TASK INSTRUCTIONS. Compute how many lines in the entries below contain "values", and output nothing but the number.

......

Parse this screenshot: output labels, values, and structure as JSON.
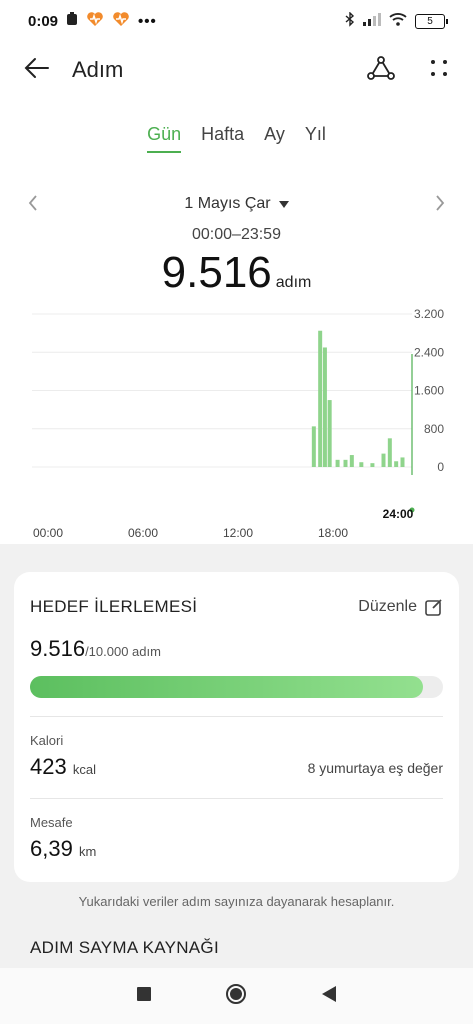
{
  "status": {
    "time": "0:09",
    "battery": "5",
    "more": "•••"
  },
  "header": {
    "title": "Adım"
  },
  "tabs": [
    {
      "label": "Gün",
      "active": true
    },
    {
      "label": "Hafta",
      "active": false
    },
    {
      "label": "Ay",
      "active": false
    },
    {
      "label": "Yıl",
      "active": false
    }
  ],
  "date": {
    "label": "1 Mayıs Çar",
    "range": "00:00–23:59"
  },
  "summary": {
    "value": "9.516",
    "unit": "adım"
  },
  "chart_data": {
    "type": "bar",
    "x_ticks": [
      "00:00",
      "06:00",
      "12:00",
      "18:00",
      "24:00"
    ],
    "y_ticks": [
      "3.200",
      "2.400",
      "1.600",
      "800",
      "0"
    ],
    "ylim": [
      0,
      3200
    ],
    "xlim": [
      0,
      24
    ],
    "grid": true,
    "color": "#8fd48c",
    "x": [
      17.8,
      18.2,
      18.5,
      18.8,
      19.3,
      19.8,
      20.2,
      20.8,
      21.5,
      22.2,
      22.6,
      23.0,
      23.4
    ],
    "values": [
      850,
      2850,
      2500,
      1400,
      150,
      150,
      250,
      100,
      80,
      280,
      600,
      120,
      200
    ],
    "cursor_x": 24,
    "cursor_color": "#4caf50"
  },
  "goal": {
    "title": "HEDEF İLERLEMESİ",
    "edit_label": "Düzenle",
    "current": "9.516",
    "target": "/10.000 adım",
    "progress": 0.9516
  },
  "calories": {
    "label": "Kalori",
    "value": "423",
    "unit": "kcal",
    "equivalent": "8 yumurtaya eş değer"
  },
  "distance": {
    "label": "Mesafe",
    "value": "6,39",
    "unit": "km"
  },
  "footnote": "Yukarıdaki veriler adım sayınıza dayanarak hesaplanır.",
  "source_title": "ADIM SAYMA KAYNAĞI",
  "colors": {
    "accent": "#4caf50",
    "bar": "#8fd48c"
  }
}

......

FULL SOLUTION. 2